_TASK DIRECTIONS_
Counting the lines of the entries below, how many contain the string "quadrant"? Give only the number.

_DATASET EXCERPTS_
━━━━━━━━━━━━━━━━

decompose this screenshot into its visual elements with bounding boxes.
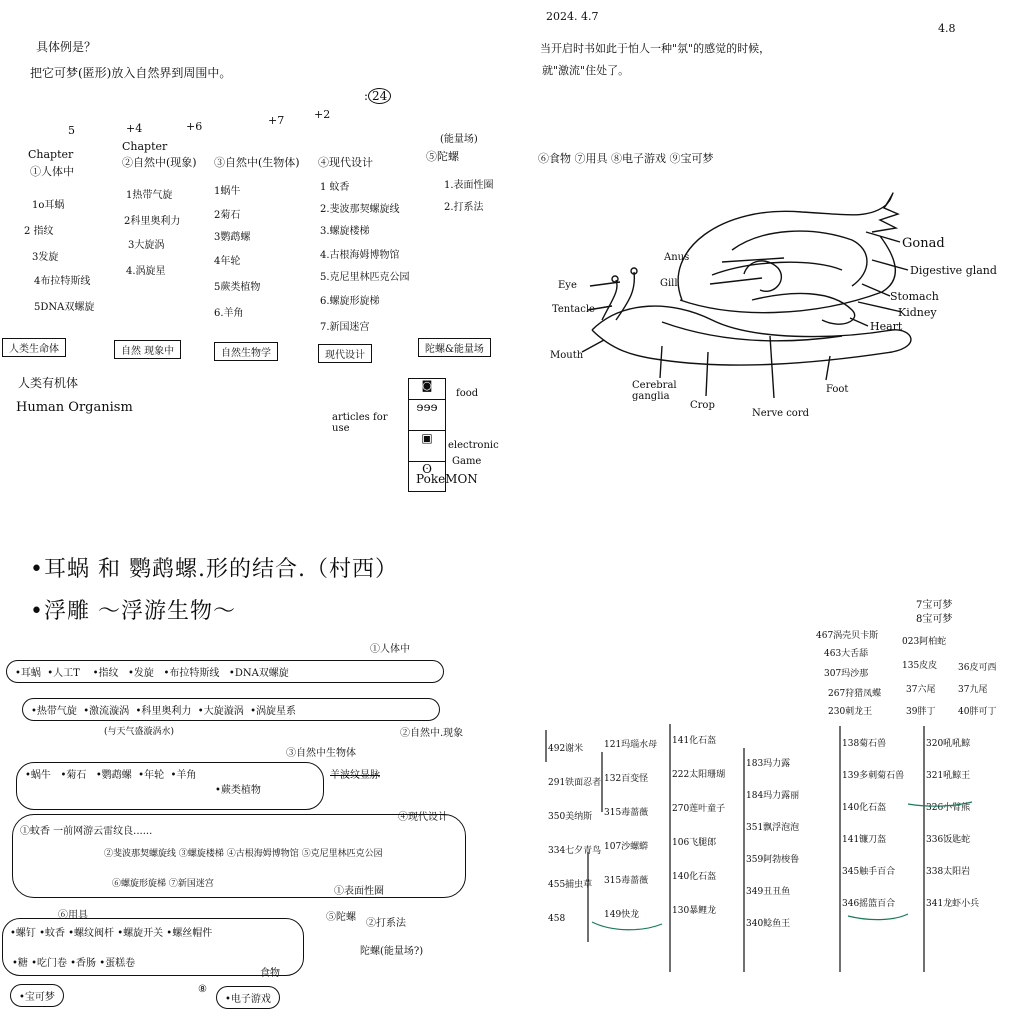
pokemon-entry: 338太阳岩 — [926, 867, 971, 877]
sketch-quadrant-top-left — [0, 0, 512, 512]
pokemon-entry: 270莲叶童子 — [672, 804, 726, 814]
q3-food-label: 食物 — [260, 968, 280, 979]
q1-top-num-4: +7 — [268, 114, 285, 127]
q4-list-a: 267狩猎凤蝶 — [828, 689, 882, 699]
q3-row-5-item: 陀螺(能量场?) — [360, 946, 424, 957]
ch5-item: 1.表面性圈 — [444, 180, 494, 191]
q1-circled-number: : 24 — [364, 88, 391, 104]
ch2-item: 2科里奥利力 — [124, 216, 181, 227]
row2-item: •激流漩涡 — [83, 706, 130, 717]
pokemon-entry: 183玛力露 — [746, 759, 791, 769]
label-foot: Foot — [826, 384, 849, 395]
label-crop: Crop — [690, 400, 715, 411]
q4-list-b: 135皮皮 — [902, 661, 938, 671]
pokemon-entry: 106飞腿郎 — [672, 838, 717, 848]
ch3-item: 3鹦鹉螺 — [214, 232, 251, 243]
label-gonad: Gonad — [902, 236, 945, 251]
q1-header-2: 把它可梦(匿形)放入自然界到周围中。 — [30, 66, 232, 80]
label-tentacle: Tentacle — [552, 304, 595, 315]
pokemon-entry: 458 — [548, 914, 566, 924]
ch1-item: 3发旋 — [32, 252, 59, 263]
q1-electronic-label: electronic — [448, 440, 499, 451]
q3-row-1 — [6, 660, 444, 683]
pokemon-entry: 320吼吼鲸 — [926, 739, 971, 749]
ch4-item: 5.克尼里林匹克公园 — [320, 272, 410, 283]
q4-list-a: 307玛沙那 — [824, 669, 869, 679]
pokemon-entry: 141镰刀盔 — [842, 835, 887, 845]
ch2-title-1: Chapter — [122, 140, 168, 153]
row1-item: •DNA双螺旋 — [228, 668, 289, 679]
pokemon-entry: 336饭匙蛇 — [926, 835, 971, 845]
row3-item: •蕨类植物 — [215, 785, 261, 796]
q3-row-4-outline — [12, 814, 466, 898]
ch3-category-box: 自然生物学 — [214, 342, 278, 361]
q2-line-1: 当开启时书如此于怕人一种"氛"的感觉的时候， — [540, 42, 771, 55]
row1-item: •人工T — [47, 668, 80, 679]
snail-anatomy-diagram — [512, 0, 1024, 512]
pokemon-entry: 132百变怪 — [604, 774, 649, 784]
q4-list-c: 36皮可西 — [958, 663, 997, 673]
pokemon-entry: 138菊石兽 — [842, 739, 887, 749]
ch5-title-1: ⑤陀螺 — [426, 150, 459, 163]
q1-top-num-2: +4 — [126, 122, 143, 135]
ch1-title-1: Chapter — [28, 148, 74, 161]
q3-row-3 — [16, 762, 324, 810]
row2-item: •大旋漩涡 — [197, 706, 244, 717]
sketch-quadrant-bottom-right — [512, 512, 1024, 1024]
pokemon-sketch-icon: ʘ — [422, 462, 432, 476]
q4-list-b: 023阿柏蛇 — [902, 637, 947, 647]
row1-item: •耳蜗 — [15, 668, 41, 679]
pokemon-entry: 107沙螺蟒 — [604, 842, 649, 852]
label-anus: Anus — [664, 252, 690, 263]
q3-row-4b: ②斐波那契螺旋线 ③螺旋楼梯 ④古根海姆博物馆 ⑤克尼里林匹克公园 — [104, 849, 383, 859]
q3-row-6a: •螺钉 •蚊香 •螺纹阀杆 •螺旋开关 •螺丝帽件 — [10, 928, 213, 939]
ch3-item: 1蜗牛 — [214, 186, 241, 197]
pokemon-entry: 139多刺菊石兽 — [842, 771, 905, 781]
q2-date-2: 4.8 — [938, 22, 956, 35]
q3-row-5-item: ①表面性圈 — [334, 886, 384, 897]
pokemon-entry: 455捕虫草 — [548, 880, 593, 890]
row1-item: •指纹 — [92, 668, 119, 679]
ch2-item: 4.涡旋星 — [126, 266, 166, 277]
label-eye: Eye — [558, 280, 577, 291]
q3-row-4a: ①蚊香 一前网游云雷纹良...... — [20, 826, 153, 837]
q3-tag-3: ③自然中生物体 — [286, 748, 356, 759]
q1-game-label: Game — [452, 456, 482, 467]
q1-pokemon-label: PokeMON — [416, 472, 478, 486]
q3-line-2: •浮雕 ～浮游生物～ — [30, 599, 236, 624]
ch3-item: 2菊石 — [214, 210, 241, 221]
ch2-category-box: 自然 现象中 — [114, 340, 181, 359]
food-sketch-icon: ◙ — [409, 379, 445, 400]
q4-bracket-lines — [512, 512, 1024, 1024]
q1-top-num-5: +2 — [314, 108, 331, 121]
row1-item: •发旋 — [128, 668, 154, 679]
pokemon-entry: 326小臂熊 — [926, 803, 971, 813]
q3-tag-5: ⑤陀螺 — [326, 912, 356, 923]
pokemon-entry: 359阿勃梭鲁 — [746, 855, 800, 865]
pokemon-entry: 334七夕青鸟 — [548, 846, 602, 856]
pokemon-entry: 140化石盔 — [672, 872, 717, 882]
q4-list-b: 37六尾 — [906, 685, 936, 695]
q3-row-4c: ⑥螺旋形旋梯 ⑦新国迷宫 — [112, 879, 214, 889]
pokemon-entry: 149快龙 — [604, 910, 640, 920]
q3-tag-4: ④现代设计 — [398, 812, 448, 823]
q1-human-en: Human Organism — [16, 400, 133, 415]
q1-top-num-3: +6 — [186, 120, 203, 133]
ch4-item: 4.古根海姆博物馆 — [320, 250, 400, 261]
row3-item: •鹦鹉螺 — [95, 770, 132, 781]
q3-row-2-note: (与天气盛漩涡水) — [104, 727, 175, 737]
q2-date: 2024. 4.7 — [546, 10, 599, 23]
q2-categories: ⑥食物 ⑦用具 ⑧电子游戏 ⑨宝可梦 — [538, 152, 714, 165]
q4-list-c: 37九尾 — [958, 685, 988, 695]
pokemon-entry: 291铁面忍者 — [548, 778, 602, 788]
q3-line-1: •耳蜗 和 鹦鹉螺.形的结合.（村西） — [30, 557, 398, 582]
pokemon-entry: 346摇篮百合 — [842, 899, 896, 909]
label-mouth: Mouth — [550, 350, 584, 361]
ch4-item: 3.螺旋楼梯 — [320, 226, 370, 237]
pokemon-entry: 321吼鲸王 — [926, 771, 971, 781]
row2-item: •科里奥利力 — [135, 706, 192, 717]
ch2-item: 3大旋涡 — [128, 240, 165, 251]
pokemon-entry: 315毒蔷薇 — [604, 808, 649, 818]
pokemon-entry: 341龙虾小兵 — [926, 899, 980, 909]
q1-header-1: 具体例是？ — [36, 40, 97, 54]
row3-item: •年轮 — [138, 770, 165, 781]
q4-list-a: 230刺龙王 — [828, 707, 873, 717]
label-stomach: Stomach — [890, 290, 939, 303]
q3-tag-2: ②自然中.现象 — [400, 728, 464, 739]
ch3-title: ③自然中(生物体) — [214, 156, 300, 169]
pokemon-entry: 492谢米 — [548, 744, 584, 754]
q1-human-cn: 人类有机体 — [18, 376, 79, 390]
q3-row-6b: •糖 •吃门卷 •香肠 •蛋糕卷 — [12, 958, 136, 969]
row3-item: •菊石 — [60, 770, 87, 781]
q4-list-a: 467涡壳贝卡斯 — [816, 631, 879, 641]
pokemon-entry: 222太阳珊瑚 — [672, 770, 726, 780]
pokemon-entry: 345触手百合 — [842, 867, 896, 877]
ch1-item: 1o耳蜗 — [32, 200, 65, 211]
sketch-quadrant-top-right — [512, 0, 1024, 512]
pokemon-entry: 340鲶鱼王 — [746, 919, 791, 929]
q2-line-2: 就"激流"住处了。 — [542, 64, 630, 77]
q3-row-3-strike: 羊波纹显脉 — [330, 770, 380, 781]
pokemon-entry: 130暴鲤龙 — [672, 906, 717, 916]
label-digestive-gland: Digestive gland — [910, 264, 997, 277]
q3-tag-1: ①人体中 — [370, 644, 410, 655]
ch1-item: 5DNA双螺旋 — [34, 302, 95, 313]
row3-item: •蜗牛 — [25, 770, 51, 781]
q1-top-num-1: 5 — [68, 124, 75, 137]
ch1-item: 4布拉特斯线 — [34, 276, 91, 287]
pokemon-entry: 121玛瑙水母 — [604, 740, 658, 750]
q3-tag-6: ⑥用具 — [58, 910, 88, 921]
q3-row-2 — [22, 698, 440, 721]
q3-tag-7: ⑧ — [198, 984, 207, 995]
ch4-item: 7.新国迷宫 — [320, 322, 370, 333]
q4-list-c: 40胖可丁 — [958, 707, 997, 717]
pokemon-entry: 184玛力露丽 — [746, 791, 800, 801]
row1-item: •布拉特斯线 — [163, 668, 220, 679]
q4-list-a: 463大舌舔 — [824, 649, 869, 659]
pokemon-entry: 315毒蔷薇 — [604, 876, 649, 886]
q3-row-6-outline — [2, 918, 304, 976]
row2-item: •热带气旋 — [31, 706, 77, 717]
ch4-item: 6.螺旋形旋梯 — [320, 296, 380, 307]
row2-item: •涡旋星系 — [250, 706, 296, 717]
q1-articles-label: articles for use — [332, 412, 388, 434]
label-cerebral-ganglia: Cerebral ganglia — [632, 380, 677, 402]
ch4-item: 2.斐波那契螺旋线 — [320, 204, 400, 215]
pokemon-entry: 351飘浮泡泡 — [746, 823, 800, 833]
pokemon-entry: 140化石盔 — [842, 803, 887, 813]
label-kidney: Kidney — [898, 306, 937, 319]
ch4-item: 1 蚊香 — [320, 182, 350, 193]
q4-top: 7宝可梦 — [916, 600, 953, 611]
q3-row-7: •电子游戏 — [216, 986, 280, 1009]
ch1-title-2: ①人体中 — [30, 165, 74, 178]
ch5-title-0: (能量场) — [440, 134, 478, 145]
ch3-item: 6.羊角 — [214, 308, 244, 319]
row3-item: •羊角 — [170, 770, 197, 781]
q4-top: 8宝可梦 — [916, 614, 953, 625]
console-sketch-icon: ▣ — [409, 431, 445, 462]
q3-row-5-item: ②打系法 — [366, 918, 406, 929]
label-nerve-cord: Nerve cord — [752, 408, 809, 419]
pokemon-entry: 141化石盔 — [672, 736, 717, 746]
q4-list-b: 39胖丁 — [906, 707, 936, 717]
ch1-item: 2 指纹 — [24, 226, 54, 237]
spring-sketch-icon: ɘɘɘ — [409, 400, 445, 431]
ch5-item: 2.打系法 — [444, 202, 484, 213]
ch3-item: 5蕨类植物 — [214, 282, 261, 293]
pokemon-entry: 349丑丑鱼 — [746, 887, 791, 897]
ch5-category-box: 陀螺&能量场 — [418, 338, 491, 357]
label-heart: Heart — [870, 320, 903, 333]
sketch-quadrant-bottom-left — [0, 512, 512, 1024]
ch2-item: 1热带气旋 — [126, 190, 173, 201]
q3-row-6c: •宝可梦 — [10, 984, 64, 1007]
ch4-category-box: 现代设计 — [318, 344, 372, 363]
ch4-title: ④现代设计 — [318, 156, 373, 169]
label-gill: Gill — [660, 278, 678, 289]
ch1-category-box: 人类生命体 — [2, 338, 66, 357]
q1-food-label: food — [456, 388, 479, 399]
ch3-item: 4年轮 — [214, 256, 241, 267]
pokemon-entry: 350美纳斯 — [548, 812, 593, 822]
ch2-title-2: ②自然中(现象) — [122, 156, 197, 169]
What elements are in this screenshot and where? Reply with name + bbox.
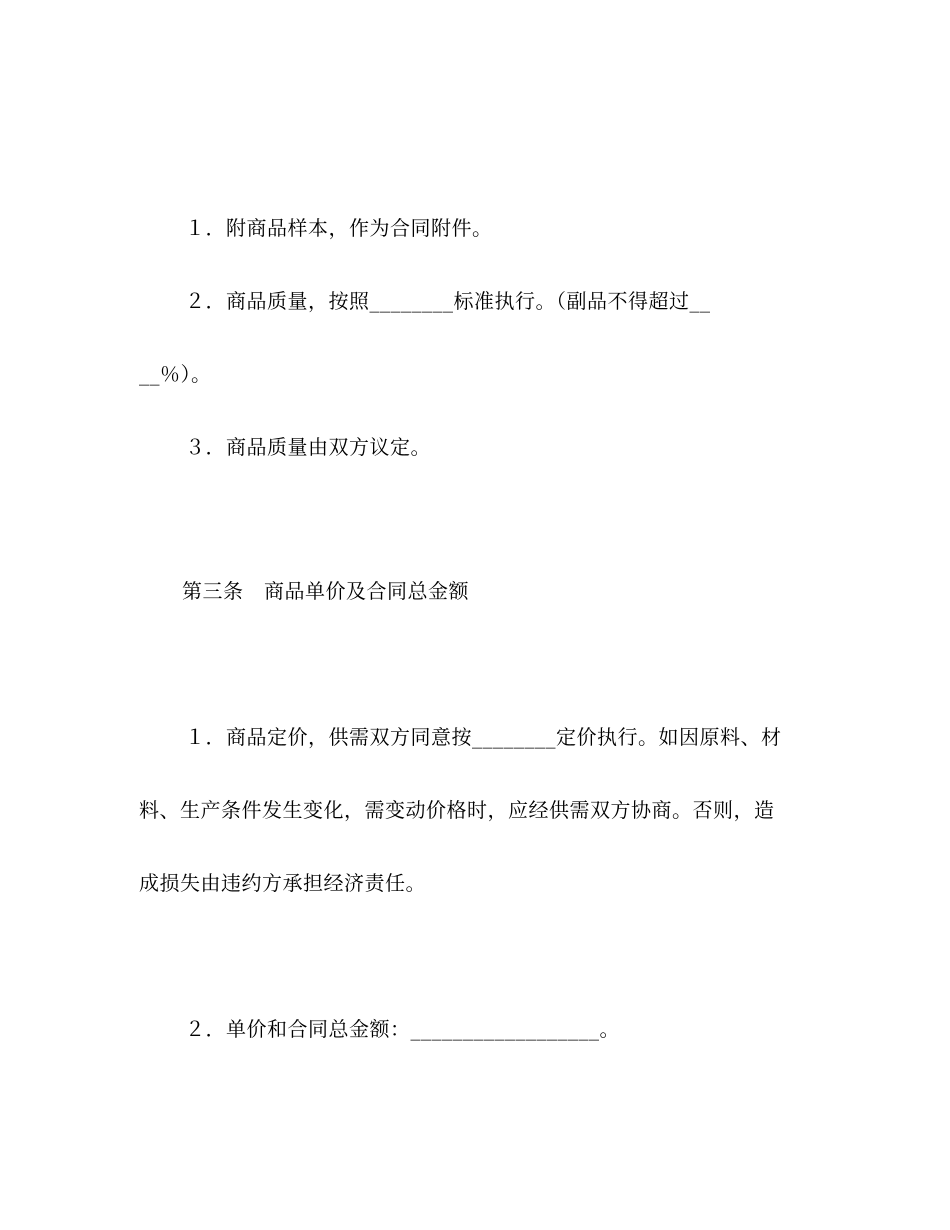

━━━━━━━━━━━━━━━━

_EXERCISE OUTPUT_
4